=== Written request ===
The records underneath are to be repeated exactly, with the pictures left out.

=== Task material ===
▼
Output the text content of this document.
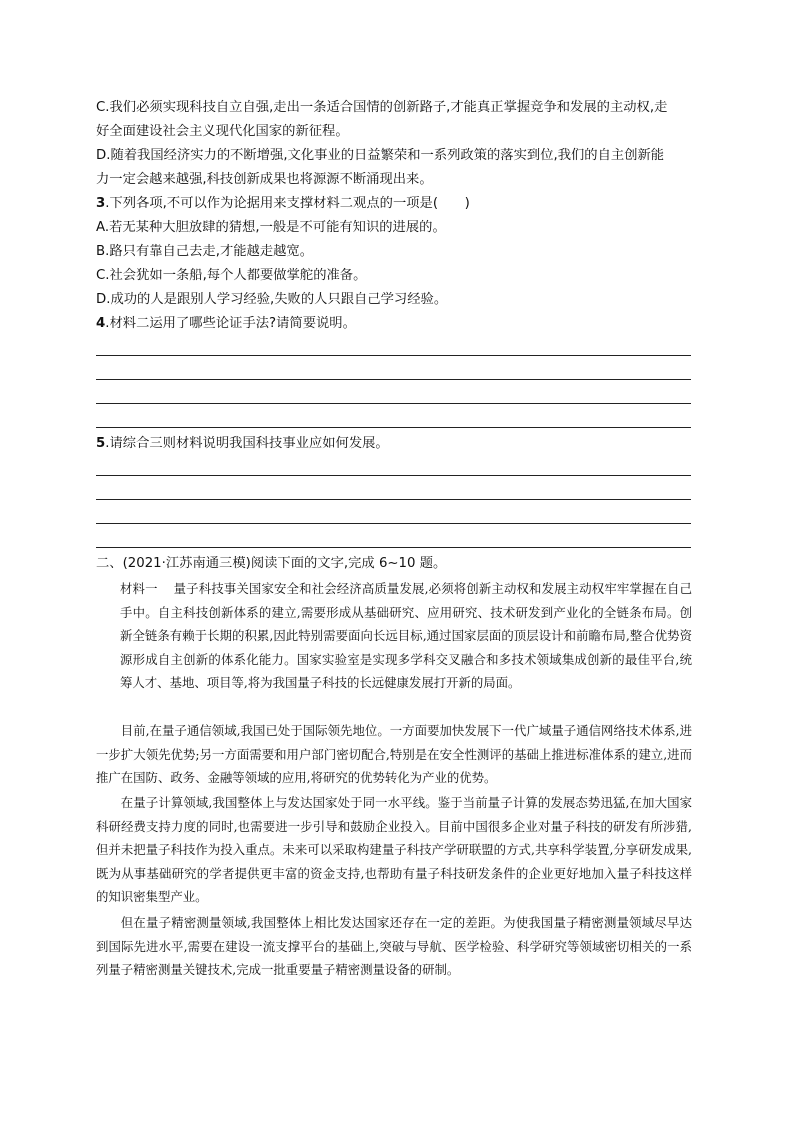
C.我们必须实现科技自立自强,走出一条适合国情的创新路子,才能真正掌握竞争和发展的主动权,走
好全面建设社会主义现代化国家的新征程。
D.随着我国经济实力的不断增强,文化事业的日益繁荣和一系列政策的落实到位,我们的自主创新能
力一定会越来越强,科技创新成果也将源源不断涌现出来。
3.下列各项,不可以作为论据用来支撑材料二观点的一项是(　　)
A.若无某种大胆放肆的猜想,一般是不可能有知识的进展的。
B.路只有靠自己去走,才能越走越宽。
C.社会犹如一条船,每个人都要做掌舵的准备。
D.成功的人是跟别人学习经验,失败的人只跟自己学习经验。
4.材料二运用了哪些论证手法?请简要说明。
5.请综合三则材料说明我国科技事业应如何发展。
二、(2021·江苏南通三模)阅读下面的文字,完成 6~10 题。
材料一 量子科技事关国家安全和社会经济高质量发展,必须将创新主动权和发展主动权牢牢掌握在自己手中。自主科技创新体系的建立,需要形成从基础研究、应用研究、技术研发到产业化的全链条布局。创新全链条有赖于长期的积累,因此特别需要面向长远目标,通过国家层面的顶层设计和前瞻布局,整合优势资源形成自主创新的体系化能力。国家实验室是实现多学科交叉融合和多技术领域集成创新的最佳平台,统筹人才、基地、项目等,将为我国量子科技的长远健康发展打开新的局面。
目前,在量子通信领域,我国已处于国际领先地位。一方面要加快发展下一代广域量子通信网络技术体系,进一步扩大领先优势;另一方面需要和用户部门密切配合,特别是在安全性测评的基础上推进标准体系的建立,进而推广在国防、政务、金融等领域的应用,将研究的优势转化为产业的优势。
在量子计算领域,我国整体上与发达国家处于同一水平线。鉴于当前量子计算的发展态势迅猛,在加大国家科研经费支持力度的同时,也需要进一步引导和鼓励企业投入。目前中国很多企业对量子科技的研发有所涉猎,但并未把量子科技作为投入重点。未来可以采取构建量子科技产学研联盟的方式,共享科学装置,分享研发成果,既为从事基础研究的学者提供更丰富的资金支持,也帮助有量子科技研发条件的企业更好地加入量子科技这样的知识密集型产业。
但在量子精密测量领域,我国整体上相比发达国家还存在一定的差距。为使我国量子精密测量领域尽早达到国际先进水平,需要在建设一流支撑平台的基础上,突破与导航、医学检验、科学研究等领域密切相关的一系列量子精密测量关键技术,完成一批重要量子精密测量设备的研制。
▲
=== The solution ===
Output the text content of this document.
C.我们必须实现科技自立自强,走出一条适合国情的创新路子,才能真正掌握竞争和发展的主动权,走
好全面建设社会主义现代化国家的新征程。
D.随着我国经济实力的不断增强,文化事业的日益繁荣和一系列政策的落实到位,我们的自主创新能
力一定会越来越强,科技创新成果也将源源不断涌现出来。
3.下列各项,不可以作为论据用来支撑材料二观点的一项是(　　)
A.若无某种大胆放肆的猜想,一般是不可能有知识的进展的。
B.路只有靠自己去走,才能越走越宽。
C.社会犹如一条船,每个人都要做掌舵的准备。
D.成功的人是跟别人学习经验,失败的人只跟自己学习经验。
4.材料二运用了哪些论证手法?请简要说明。
5.请综合三则材料说明我国科技事业应如何发展。
二、(2021·江苏南通三模)阅读下面的文字,完成 6~10 题。
材料一 量子科技事关国家安全和社会经济高质量发展,必须将创新主动权和发展主动权牢牢掌握在自己手中。自主科技创新体系的建立,需要形成从基础研究、应用研究、技术研发到产业化的全链条布局。创新全链条有赖于长期的积累,因此特别需要面向长远目标,通过国家层面的顶层设计和前瞻布局,整合优势资源形成自主创新的体系化能力。国家实验室是实现多学科交叉融合和多技术领域集成创新的最佳平台,统筹人才、基地、项目等,将为我国量子科技的长远健康发展打开新的局面。
目前,在量子通信领域,我国已处于国际领先地位。一方面要加快发展下一代广域量子通信网络技术体系,进一步扩大领先优势;另一方面需要和用户部门密切配合,特别是在安全性测评的基础上推进标准体系的建立,进而推广在国防、政务、金融等领域的应用,将研究的优势转化为产业的优势。
在量子计算领域,我国整体上与发达国家处于同一水平线。鉴于当前量子计算的发展态势迅猛,在加大国家科研经费支持力度的同时,也需要进一步引导和鼓励企业投入。目前中国很多企业对量子科技的研发有所涉猎,但并未把量子科技作为投入重点。未来可以采取构建量子科技产学研联盟的方式,共享科学装置,分享研发成果,既为从事基础研究的学者提供更丰富的资金支持,也帮助有量子科技研发条件的企业更好地加入量子科技这样的知识密集型产业。
但在量子精密测量领域,我国整体上相比发达国家还存在一定的差距。为使我国量子精密测量领域尽早达到国际先进水平,需要在建设一流支撑平台的基础上,突破与导航、医学检验、科学研究等领域密切相关的一系列量子精密测量关键技术,完成一批重要量子精密测量设备的研制。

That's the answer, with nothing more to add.